• What is needed: Please write the listing below out again exactly, leaving every picture behind.

Data entries for graphics
───

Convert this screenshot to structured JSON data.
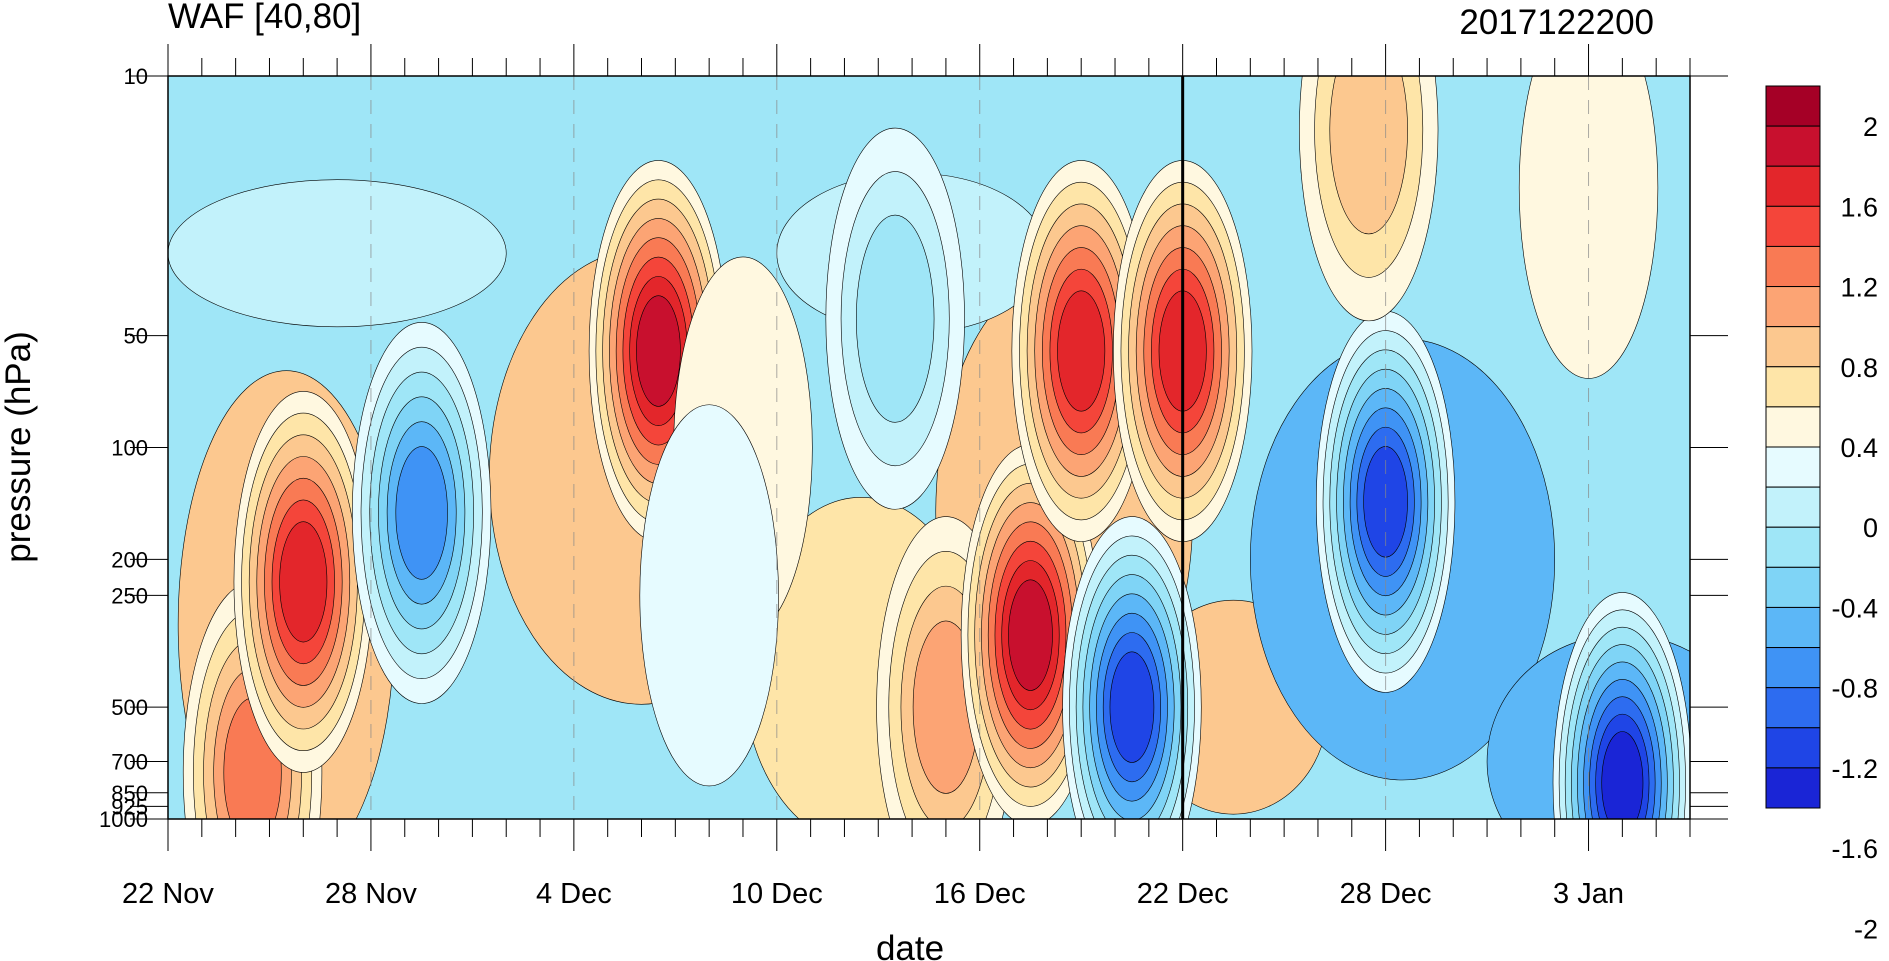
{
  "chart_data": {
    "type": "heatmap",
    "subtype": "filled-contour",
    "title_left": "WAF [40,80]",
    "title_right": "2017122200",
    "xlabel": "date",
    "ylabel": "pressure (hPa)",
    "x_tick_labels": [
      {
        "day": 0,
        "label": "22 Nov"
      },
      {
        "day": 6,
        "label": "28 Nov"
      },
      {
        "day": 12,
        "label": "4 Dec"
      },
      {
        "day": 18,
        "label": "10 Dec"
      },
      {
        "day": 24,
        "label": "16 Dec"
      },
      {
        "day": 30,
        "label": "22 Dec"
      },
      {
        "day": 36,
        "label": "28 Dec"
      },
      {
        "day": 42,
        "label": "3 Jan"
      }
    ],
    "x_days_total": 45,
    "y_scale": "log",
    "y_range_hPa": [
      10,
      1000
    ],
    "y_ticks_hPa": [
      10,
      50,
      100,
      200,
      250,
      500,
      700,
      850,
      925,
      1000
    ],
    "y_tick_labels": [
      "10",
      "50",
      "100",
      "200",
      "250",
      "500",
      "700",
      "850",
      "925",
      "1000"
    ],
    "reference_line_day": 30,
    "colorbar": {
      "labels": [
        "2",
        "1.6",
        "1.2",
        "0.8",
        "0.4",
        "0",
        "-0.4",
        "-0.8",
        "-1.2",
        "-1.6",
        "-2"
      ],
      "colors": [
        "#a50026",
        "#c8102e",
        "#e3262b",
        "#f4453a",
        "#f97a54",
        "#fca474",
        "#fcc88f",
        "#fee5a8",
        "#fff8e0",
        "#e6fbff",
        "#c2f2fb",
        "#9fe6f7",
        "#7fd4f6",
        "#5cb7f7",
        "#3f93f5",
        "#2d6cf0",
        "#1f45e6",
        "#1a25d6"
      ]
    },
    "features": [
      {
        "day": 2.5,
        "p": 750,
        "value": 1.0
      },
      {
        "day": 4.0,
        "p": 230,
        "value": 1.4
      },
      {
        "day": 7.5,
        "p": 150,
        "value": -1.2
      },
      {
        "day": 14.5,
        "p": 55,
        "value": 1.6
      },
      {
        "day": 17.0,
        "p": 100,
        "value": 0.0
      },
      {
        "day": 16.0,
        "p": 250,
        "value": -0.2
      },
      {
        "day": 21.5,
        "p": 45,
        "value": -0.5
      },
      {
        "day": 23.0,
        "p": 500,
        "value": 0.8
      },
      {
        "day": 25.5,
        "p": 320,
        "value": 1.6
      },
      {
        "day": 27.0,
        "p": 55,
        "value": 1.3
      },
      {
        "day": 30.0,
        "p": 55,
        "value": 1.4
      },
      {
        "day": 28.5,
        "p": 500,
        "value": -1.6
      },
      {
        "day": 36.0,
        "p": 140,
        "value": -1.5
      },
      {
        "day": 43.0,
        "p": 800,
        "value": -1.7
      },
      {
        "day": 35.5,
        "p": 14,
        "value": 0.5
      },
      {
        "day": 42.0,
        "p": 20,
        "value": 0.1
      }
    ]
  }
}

───

• Correct result:
Convert this screenshot to structured JSON data.
{
  "chart_data": {
    "type": "heatmap",
    "subtype": "filled-contour",
    "title_left": "WAF [40,80]",
    "title_right": "2017122200",
    "xlabel": "date",
    "ylabel": "pressure (hPa)",
    "x_tick_labels": [
      {
        "day": 0,
        "label": "22 Nov"
      },
      {
        "day": 6,
        "label": "28 Nov"
      },
      {
        "day": 12,
        "label": "4 Dec"
      },
      {
        "day": 18,
        "label": "10 Dec"
      },
      {
        "day": 24,
        "label": "16 Dec"
      },
      {
        "day": 30,
        "label": "22 Dec"
      },
      {
        "day": 36,
        "label": "28 Dec"
      },
      {
        "day": 42,
        "label": "3 Jan"
      }
    ],
    "x_days_total": 45,
    "y_scale": "log",
    "y_range_hPa": [
      10,
      1000
    ],
    "y_ticks_hPa": [
      10,
      50,
      100,
      200,
      250,
      500,
      700,
      850,
      925,
      1000
    ],
    "y_tick_labels": [
      "10",
      "50",
      "100",
      "200",
      "250",
      "500",
      "700",
      "850",
      "925",
      "1000"
    ],
    "reference_line_day": 30,
    "colorbar": {
      "labels": [
        "2",
        "1.6",
        "1.2",
        "0.8",
        "0.4",
        "0",
        "-0.4",
        "-0.8",
        "-1.2",
        "-1.6",
        "-2"
      ],
      "colors": [
        "#a50026",
        "#c8102e",
        "#e3262b",
        "#f4453a",
        "#f97a54",
        "#fca474",
        "#fcc88f",
        "#fee5a8",
        "#fff8e0",
        "#e6fbff",
        "#c2f2fb",
        "#9fe6f7",
        "#7fd4f6",
        "#5cb7f7",
        "#3f93f5",
        "#2d6cf0",
        "#1f45e6",
        "#1a25d6"
      ]
    },
    "features": [
      {
        "day": 2.5,
        "p": 750,
        "value": 1.0
      },
      {
        "day": 4.0,
        "p": 230,
        "value": 1.4
      },
      {
        "day": 7.5,
        "p": 150,
        "value": -1.2
      },
      {
        "day": 14.5,
        "p": 55,
        "value": 1.6
      },
      {
        "day": 17.0,
        "p": 100,
        "value": 0.0
      },
      {
        "day": 16.0,
        "p": 250,
        "value": -0.2
      },
      {
        "day": 21.5,
        "p": 45,
        "value": -0.5
      },
      {
        "day": 23.0,
        "p": 500,
        "value": 0.8
      },
      {
        "day": 25.5,
        "p": 320,
        "value": 1.6
      },
      {
        "day": 27.0,
        "p": 55,
        "value": 1.3
      },
      {
        "day": 30.0,
        "p": 55,
        "value": 1.4
      },
      {
        "day": 28.5,
        "p": 500,
        "value": -1.6
      },
      {
        "day": 36.0,
        "p": 140,
        "value": -1.5
      },
      {
        "day": 43.0,
        "p": 800,
        "value": -1.7
      },
      {
        "day": 35.5,
        "p": 14,
        "value": 0.5
      },
      {
        "day": 42.0,
        "p": 20,
        "value": 0.1
      }
    ]
  }
}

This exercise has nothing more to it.